Exercise description — Copy the data that follows, character for character, minus the pictures.

Information supplied —
※ ※ ※
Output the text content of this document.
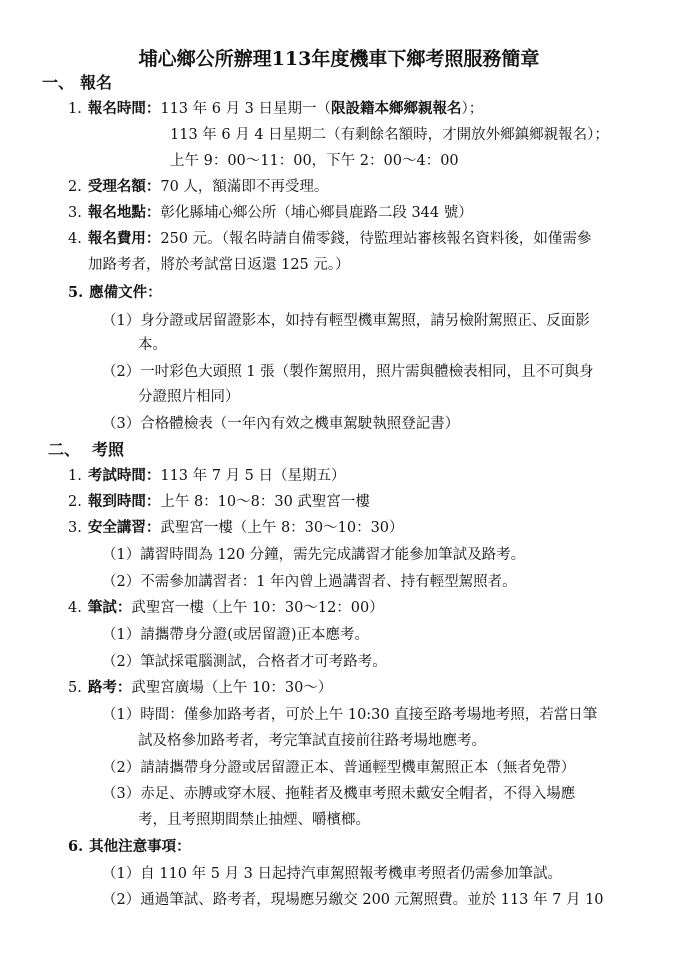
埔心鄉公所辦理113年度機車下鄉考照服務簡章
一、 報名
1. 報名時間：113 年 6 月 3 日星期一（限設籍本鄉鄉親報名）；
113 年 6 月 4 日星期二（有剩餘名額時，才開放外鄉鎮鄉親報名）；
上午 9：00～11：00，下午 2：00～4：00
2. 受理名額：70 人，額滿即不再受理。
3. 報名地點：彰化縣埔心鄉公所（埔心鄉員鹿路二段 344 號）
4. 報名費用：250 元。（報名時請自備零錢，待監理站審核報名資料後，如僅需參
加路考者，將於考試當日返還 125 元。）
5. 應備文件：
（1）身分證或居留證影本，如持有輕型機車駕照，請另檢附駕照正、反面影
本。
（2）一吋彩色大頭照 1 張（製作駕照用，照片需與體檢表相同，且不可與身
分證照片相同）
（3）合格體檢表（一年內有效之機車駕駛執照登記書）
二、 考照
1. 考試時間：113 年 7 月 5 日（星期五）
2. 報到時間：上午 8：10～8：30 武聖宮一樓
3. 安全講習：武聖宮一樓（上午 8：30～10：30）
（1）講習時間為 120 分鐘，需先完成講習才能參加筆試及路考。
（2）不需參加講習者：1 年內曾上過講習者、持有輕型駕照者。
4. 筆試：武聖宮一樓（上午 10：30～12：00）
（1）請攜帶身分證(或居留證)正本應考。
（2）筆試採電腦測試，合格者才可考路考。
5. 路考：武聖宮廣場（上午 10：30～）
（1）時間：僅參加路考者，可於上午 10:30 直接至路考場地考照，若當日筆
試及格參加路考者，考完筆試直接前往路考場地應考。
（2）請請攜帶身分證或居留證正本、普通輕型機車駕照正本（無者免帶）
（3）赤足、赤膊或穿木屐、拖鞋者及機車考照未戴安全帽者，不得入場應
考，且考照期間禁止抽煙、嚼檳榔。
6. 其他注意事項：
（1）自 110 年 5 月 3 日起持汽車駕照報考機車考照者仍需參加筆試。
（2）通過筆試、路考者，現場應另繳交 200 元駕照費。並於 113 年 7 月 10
※ ※ ※
Worked answer —
Output the text content of this document.
埔心鄉公所辦理113年度機車下鄉考照服務簡章
一、 報名
1. 報名時間：113 年 6 月 3 日星期一（限設籍本鄉鄉親報名）；
113 年 6 月 4 日星期二（有剩餘名額時，才開放外鄉鎮鄉親報名）；
上午 9：00～11：00，下午 2：00～4：00
2. 受理名額：70 人，額滿即不再受理。
3. 報名地點：彰化縣埔心鄉公所（埔心鄉員鹿路二段 344 號）
4. 報名費用：250 元。（報名時請自備零錢，待監理站審核報名資料後，如僅需參
加路考者，將於考試當日返還 125 元。）
5. 應備文件：
（1）身分證或居留證影本，如持有輕型機車駕照，請另檢附駕照正、反面影
本。
（2）一吋彩色大頭照 1 張（製作駕照用，照片需與體檢表相同，且不可與身
分證照片相同）
（3）合格體檢表（一年內有效之機車駕駛執照登記書）
二、 考照
1. 考試時間：113 年 7 月 5 日（星期五）
2. 報到時間：上午 8：10～8：30 武聖宮一樓
3. 安全講習：武聖宮一樓（上午 8：30～10：30）
（1）講習時間為 120 分鐘，需先完成講習才能參加筆試及路考。
（2）不需參加講習者：1 年內曾上過講習者、持有輕型駕照者。
4. 筆試：武聖宮一樓（上午 10：30～12：00）
（1）請攜帶身分證(或居留證)正本應考。
（2）筆試採電腦測試，合格者才可考路考。
5. 路考：武聖宮廣場（上午 10：30～）
（1）時間：僅參加路考者，可於上午 10:30 直接至路考場地考照，若當日筆
試及格參加路考者，考完筆試直接前往路考場地應考。
（2）請請攜帶身分證或居留證正本、普通輕型機車駕照正本（無者免帶）
（3）赤足、赤膊或穿木屐、拖鞋者及機車考照未戴安全帽者，不得入場應
考，且考照期間禁止抽煙、嚼檳榔。
6. 其他注意事項：
（1）自 110 年 5 月 3 日起持汽車駕照報考機車考照者仍需參加筆試。
（2）通過筆試、路考者，現場應另繳交 200 元駕照費。並於 113 年 7 月 10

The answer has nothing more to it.